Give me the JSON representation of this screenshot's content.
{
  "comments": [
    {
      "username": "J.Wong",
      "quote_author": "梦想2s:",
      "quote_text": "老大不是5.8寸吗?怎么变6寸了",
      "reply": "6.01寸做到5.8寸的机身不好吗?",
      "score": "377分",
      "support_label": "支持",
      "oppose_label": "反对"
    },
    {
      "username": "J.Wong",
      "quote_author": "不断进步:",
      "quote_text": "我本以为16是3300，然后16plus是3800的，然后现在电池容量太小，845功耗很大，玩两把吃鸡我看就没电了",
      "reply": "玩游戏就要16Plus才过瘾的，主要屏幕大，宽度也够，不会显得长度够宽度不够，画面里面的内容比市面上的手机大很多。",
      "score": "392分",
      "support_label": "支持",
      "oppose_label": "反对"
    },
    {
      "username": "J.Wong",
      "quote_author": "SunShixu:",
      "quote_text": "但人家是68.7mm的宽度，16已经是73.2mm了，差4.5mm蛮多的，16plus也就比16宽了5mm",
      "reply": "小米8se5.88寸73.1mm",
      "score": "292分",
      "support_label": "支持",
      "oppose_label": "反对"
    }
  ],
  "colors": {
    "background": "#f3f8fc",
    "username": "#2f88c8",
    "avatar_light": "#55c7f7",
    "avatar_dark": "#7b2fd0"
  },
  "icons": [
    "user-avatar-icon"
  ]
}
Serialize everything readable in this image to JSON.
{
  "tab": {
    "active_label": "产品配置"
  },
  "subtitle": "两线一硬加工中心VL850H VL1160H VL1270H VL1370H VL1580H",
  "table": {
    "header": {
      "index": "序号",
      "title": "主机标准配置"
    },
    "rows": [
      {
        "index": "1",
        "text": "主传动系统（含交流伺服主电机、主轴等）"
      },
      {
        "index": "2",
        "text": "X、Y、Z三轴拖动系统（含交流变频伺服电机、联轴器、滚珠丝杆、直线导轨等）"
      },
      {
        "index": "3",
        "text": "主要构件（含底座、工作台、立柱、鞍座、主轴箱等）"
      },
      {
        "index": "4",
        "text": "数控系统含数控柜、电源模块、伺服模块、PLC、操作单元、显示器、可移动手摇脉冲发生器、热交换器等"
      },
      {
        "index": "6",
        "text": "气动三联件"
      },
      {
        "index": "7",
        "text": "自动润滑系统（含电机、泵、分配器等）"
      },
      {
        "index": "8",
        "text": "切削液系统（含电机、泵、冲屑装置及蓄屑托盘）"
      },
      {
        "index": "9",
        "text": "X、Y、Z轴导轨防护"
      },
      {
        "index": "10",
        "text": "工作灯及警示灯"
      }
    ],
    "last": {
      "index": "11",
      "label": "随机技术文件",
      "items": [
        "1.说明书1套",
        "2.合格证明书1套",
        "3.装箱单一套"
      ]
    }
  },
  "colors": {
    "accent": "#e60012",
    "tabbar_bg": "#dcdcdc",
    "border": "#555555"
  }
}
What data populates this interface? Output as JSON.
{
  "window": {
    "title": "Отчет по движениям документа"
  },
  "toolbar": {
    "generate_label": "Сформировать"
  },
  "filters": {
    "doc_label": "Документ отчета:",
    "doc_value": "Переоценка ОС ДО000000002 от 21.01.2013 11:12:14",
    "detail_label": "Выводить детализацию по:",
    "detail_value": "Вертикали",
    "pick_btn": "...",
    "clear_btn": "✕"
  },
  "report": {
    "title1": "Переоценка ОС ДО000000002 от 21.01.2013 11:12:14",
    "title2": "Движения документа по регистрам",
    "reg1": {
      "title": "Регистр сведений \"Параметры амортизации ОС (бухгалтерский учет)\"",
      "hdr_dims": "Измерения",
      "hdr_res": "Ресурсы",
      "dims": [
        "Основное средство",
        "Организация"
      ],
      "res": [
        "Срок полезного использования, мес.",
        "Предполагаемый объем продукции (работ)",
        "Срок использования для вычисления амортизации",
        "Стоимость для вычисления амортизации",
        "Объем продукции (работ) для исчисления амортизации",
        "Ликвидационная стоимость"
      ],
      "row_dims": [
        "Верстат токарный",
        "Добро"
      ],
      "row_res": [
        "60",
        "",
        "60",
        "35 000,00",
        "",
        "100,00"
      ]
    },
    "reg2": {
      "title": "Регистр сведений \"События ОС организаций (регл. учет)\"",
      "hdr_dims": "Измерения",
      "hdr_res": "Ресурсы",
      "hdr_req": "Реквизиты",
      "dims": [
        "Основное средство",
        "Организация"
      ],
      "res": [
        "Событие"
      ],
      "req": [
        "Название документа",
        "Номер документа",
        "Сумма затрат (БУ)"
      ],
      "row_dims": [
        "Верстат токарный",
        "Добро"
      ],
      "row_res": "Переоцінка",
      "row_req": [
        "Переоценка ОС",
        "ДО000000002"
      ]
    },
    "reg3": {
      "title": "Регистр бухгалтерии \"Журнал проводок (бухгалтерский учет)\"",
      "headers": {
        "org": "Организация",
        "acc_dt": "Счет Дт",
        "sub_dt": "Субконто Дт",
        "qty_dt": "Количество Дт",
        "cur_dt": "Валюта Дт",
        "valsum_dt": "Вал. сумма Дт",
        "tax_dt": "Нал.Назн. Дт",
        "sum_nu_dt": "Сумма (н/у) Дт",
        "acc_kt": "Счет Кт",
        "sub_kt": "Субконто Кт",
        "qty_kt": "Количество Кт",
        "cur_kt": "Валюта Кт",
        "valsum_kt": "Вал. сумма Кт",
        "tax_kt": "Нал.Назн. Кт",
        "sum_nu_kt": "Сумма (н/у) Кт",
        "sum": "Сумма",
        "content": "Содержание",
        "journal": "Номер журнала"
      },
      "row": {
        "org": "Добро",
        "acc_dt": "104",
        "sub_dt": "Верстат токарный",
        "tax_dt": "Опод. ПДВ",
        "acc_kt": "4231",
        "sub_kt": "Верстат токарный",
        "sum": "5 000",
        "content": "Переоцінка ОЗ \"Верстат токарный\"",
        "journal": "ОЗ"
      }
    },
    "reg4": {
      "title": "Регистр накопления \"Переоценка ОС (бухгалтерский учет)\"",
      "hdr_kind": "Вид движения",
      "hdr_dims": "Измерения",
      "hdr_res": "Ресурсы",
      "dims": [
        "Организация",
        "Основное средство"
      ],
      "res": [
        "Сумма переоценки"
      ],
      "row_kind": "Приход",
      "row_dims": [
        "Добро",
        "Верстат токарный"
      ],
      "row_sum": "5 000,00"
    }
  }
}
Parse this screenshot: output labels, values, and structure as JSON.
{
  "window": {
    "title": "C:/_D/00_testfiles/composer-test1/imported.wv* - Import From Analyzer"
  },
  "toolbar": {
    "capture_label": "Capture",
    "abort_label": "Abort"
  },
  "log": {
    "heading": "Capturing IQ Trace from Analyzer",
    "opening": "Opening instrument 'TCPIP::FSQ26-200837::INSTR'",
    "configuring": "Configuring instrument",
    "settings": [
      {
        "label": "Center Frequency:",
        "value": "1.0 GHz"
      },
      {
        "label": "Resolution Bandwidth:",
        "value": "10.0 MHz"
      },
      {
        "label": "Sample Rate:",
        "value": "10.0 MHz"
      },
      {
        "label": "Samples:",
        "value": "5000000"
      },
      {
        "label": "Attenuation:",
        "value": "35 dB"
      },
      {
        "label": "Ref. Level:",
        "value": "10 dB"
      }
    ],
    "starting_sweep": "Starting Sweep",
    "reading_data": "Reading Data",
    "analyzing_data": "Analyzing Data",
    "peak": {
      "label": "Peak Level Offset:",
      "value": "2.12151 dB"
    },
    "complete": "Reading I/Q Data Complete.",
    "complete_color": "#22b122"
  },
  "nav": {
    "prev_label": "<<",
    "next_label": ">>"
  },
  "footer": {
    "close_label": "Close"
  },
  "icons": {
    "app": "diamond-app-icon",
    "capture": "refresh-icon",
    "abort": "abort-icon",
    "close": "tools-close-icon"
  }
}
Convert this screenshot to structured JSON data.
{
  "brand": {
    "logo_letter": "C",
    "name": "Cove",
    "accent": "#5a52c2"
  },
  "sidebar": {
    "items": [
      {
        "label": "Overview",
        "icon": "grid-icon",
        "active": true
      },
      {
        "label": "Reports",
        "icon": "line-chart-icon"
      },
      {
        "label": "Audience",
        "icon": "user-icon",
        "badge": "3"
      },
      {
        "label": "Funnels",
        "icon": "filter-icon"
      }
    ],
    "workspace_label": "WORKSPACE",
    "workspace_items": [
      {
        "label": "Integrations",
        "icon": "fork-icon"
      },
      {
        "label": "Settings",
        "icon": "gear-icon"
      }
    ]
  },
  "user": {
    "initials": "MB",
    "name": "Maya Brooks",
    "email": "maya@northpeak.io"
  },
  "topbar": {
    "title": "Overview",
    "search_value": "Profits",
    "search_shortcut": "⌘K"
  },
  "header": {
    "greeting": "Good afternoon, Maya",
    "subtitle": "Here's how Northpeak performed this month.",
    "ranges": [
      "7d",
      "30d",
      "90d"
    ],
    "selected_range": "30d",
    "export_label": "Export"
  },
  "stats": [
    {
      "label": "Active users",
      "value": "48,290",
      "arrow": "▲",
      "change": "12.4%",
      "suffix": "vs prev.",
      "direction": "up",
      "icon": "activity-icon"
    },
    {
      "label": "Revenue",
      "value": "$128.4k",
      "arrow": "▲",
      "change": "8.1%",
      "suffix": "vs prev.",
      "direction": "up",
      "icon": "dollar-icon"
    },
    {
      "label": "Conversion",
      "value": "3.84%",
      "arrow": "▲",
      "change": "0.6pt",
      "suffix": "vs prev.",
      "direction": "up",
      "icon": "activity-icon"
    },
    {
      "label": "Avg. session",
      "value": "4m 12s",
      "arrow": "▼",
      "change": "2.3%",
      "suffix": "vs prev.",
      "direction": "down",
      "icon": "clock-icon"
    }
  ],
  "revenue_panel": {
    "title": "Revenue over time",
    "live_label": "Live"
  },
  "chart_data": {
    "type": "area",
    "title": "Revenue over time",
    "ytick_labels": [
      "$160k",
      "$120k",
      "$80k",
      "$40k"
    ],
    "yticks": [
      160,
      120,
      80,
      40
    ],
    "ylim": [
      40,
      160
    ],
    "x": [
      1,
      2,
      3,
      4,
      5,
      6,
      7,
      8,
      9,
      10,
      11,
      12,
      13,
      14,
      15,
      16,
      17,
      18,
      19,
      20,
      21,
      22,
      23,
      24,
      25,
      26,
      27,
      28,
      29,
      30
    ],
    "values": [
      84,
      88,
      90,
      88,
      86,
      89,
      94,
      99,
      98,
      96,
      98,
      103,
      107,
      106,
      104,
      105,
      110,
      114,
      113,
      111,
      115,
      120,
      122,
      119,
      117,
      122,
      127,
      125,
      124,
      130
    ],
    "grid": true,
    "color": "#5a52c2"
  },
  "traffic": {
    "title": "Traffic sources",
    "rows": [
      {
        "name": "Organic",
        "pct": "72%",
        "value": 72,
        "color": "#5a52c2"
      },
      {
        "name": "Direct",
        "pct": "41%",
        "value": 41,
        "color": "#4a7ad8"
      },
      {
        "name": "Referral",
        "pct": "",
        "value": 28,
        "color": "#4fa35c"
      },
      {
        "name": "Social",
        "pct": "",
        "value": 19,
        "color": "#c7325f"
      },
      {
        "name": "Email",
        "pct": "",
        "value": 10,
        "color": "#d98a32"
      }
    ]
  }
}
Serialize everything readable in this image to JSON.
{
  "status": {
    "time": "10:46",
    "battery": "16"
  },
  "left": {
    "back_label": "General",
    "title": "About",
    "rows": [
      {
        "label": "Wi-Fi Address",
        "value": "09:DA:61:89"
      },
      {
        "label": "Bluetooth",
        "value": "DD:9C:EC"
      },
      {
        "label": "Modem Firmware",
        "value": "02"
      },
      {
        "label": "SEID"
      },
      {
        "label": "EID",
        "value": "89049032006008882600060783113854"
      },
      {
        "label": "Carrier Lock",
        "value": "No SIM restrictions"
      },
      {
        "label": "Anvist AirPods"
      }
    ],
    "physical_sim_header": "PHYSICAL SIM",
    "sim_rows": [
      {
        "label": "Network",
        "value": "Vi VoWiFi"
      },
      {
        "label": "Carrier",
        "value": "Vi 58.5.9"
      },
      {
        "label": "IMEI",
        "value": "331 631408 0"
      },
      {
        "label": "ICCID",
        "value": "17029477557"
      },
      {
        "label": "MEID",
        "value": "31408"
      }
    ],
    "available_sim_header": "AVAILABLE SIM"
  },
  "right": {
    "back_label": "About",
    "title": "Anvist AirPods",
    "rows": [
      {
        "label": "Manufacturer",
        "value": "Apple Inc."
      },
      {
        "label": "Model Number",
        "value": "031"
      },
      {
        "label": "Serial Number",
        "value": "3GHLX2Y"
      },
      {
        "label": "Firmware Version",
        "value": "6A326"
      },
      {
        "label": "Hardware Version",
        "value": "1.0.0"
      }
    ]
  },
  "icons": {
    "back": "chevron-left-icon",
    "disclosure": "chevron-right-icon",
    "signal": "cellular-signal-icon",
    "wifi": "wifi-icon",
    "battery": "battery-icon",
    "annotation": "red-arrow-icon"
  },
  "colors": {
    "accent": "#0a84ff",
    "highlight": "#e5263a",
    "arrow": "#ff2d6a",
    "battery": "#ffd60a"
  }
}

- **Instructions to follow**
Take every line above carrying "Верстат" and return it.

- **Completed task**
        "Верстат токарный",
        "Верстат токарный",
        "sub_dt": "Верстат токарный",
        "sub_kt": "Верстат токарный",
        "content": "Переоцінка ОЗ \"Верстат токарный\"",
        "Верстат токарный"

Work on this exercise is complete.